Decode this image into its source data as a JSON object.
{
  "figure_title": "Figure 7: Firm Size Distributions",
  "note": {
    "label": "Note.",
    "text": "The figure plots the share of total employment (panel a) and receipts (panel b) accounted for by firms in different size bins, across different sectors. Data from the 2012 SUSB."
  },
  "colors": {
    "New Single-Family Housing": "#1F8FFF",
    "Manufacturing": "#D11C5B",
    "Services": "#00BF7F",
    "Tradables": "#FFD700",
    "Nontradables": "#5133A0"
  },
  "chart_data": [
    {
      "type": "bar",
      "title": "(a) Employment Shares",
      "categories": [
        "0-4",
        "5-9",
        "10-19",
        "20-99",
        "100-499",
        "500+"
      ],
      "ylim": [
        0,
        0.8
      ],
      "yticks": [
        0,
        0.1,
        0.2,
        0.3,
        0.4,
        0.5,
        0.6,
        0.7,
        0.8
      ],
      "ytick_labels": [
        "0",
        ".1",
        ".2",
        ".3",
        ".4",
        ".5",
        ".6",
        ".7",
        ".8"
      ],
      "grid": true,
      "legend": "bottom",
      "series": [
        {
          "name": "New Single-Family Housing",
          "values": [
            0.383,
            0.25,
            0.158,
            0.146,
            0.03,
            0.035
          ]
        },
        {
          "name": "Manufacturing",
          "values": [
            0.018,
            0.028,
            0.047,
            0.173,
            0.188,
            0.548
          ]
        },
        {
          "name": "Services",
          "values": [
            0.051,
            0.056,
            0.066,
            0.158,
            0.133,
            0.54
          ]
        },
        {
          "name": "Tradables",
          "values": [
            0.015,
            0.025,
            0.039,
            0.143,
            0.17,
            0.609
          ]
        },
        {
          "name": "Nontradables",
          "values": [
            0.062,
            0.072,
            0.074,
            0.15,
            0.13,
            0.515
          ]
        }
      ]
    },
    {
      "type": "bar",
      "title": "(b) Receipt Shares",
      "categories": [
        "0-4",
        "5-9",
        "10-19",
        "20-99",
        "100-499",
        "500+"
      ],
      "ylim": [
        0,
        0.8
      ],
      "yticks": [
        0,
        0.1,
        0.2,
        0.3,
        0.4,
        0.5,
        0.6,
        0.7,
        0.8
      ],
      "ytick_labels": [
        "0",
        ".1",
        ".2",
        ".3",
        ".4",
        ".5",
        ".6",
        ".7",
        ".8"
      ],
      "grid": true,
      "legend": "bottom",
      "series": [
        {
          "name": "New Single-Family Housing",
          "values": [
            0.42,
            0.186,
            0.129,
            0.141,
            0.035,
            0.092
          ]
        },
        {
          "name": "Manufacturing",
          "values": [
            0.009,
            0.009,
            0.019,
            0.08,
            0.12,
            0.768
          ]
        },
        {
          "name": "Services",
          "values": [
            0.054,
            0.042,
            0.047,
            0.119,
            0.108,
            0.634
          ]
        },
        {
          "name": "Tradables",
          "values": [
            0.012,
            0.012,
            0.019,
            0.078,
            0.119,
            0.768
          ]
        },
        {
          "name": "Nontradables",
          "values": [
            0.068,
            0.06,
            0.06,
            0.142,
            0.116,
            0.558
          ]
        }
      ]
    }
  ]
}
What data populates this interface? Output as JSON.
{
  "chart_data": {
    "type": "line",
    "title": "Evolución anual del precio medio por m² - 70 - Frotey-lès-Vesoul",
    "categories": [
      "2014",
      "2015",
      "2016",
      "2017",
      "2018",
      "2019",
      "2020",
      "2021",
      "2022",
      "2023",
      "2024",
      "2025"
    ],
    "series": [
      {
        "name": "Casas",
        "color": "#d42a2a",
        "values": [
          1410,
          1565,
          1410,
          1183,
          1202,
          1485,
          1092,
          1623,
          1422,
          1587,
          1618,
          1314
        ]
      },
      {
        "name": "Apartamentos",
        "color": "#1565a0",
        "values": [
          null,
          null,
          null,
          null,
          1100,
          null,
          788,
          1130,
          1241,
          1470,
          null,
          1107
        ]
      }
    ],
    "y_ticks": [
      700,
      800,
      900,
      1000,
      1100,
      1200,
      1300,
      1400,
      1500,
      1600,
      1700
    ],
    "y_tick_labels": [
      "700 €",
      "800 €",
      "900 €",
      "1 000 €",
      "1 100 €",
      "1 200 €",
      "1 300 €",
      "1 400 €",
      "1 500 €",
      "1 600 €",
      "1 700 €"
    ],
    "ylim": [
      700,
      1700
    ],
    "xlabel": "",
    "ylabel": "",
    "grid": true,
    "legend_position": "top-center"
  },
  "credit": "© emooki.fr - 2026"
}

_THE PROBLEM_:
Everything from the line containing "What data populates" to the end of the records must be written out exactly; include both of those lines and no others.

_ANSWER TO THE PROBLEM_:
What data populates this interface? Output as JSON.
{
  "chart_data": {
    "type": "line",
    "title": "Evolución anual del precio medio por m² - 70 - Frotey-lès-Vesoul",
    "categories": [
      "2014",
      "2015",
      "2016",
      "2017",
      "2018",
      "2019",
      "2020",
      "2021",
      "2022",
      "2023",
      "2024",
      "2025"
    ],
    "series": [
      {
        "name": "Casas",
        "color": "#d42a2a",
        "values": [
          1410,
          1565,
          1410,
          1183,
          1202,
          1485,
          1092,
          1623,
          1422,
          1587,
          1618,
          1314
        ]
      },
      {
        "name": "Apartamentos",
        "color": "#1565a0",
        "values": [
          null,
          null,
          null,
          null,
          1100,
          null,
          788,
          1130,
          1241,
          1470,
          null,
          1107
        ]
      }
    ],
    "y_ticks": [
      700,
      800,
      900,
      1000,
      1100,
      1200,
      1300,
      1400,
      1500,
      1600,
      1700
    ],
    "y_tick_labels": [
      "700 €",
      "800 €",
      "900 €",
      "1 000 €",
      "1 100 €",
      "1 200 €",
      "1 300 €",
      "1 400 €",
      "1 500 €",
      "1 600 €",
      "1 700 €"
    ],
    "ylim": [
      700,
      1700
    ],
    "xlabel": "",
    "ylabel": "",
    "grid": true,
    "legend_position": "top-center"
  },
  "credit": "© emooki.fr - 2026"
}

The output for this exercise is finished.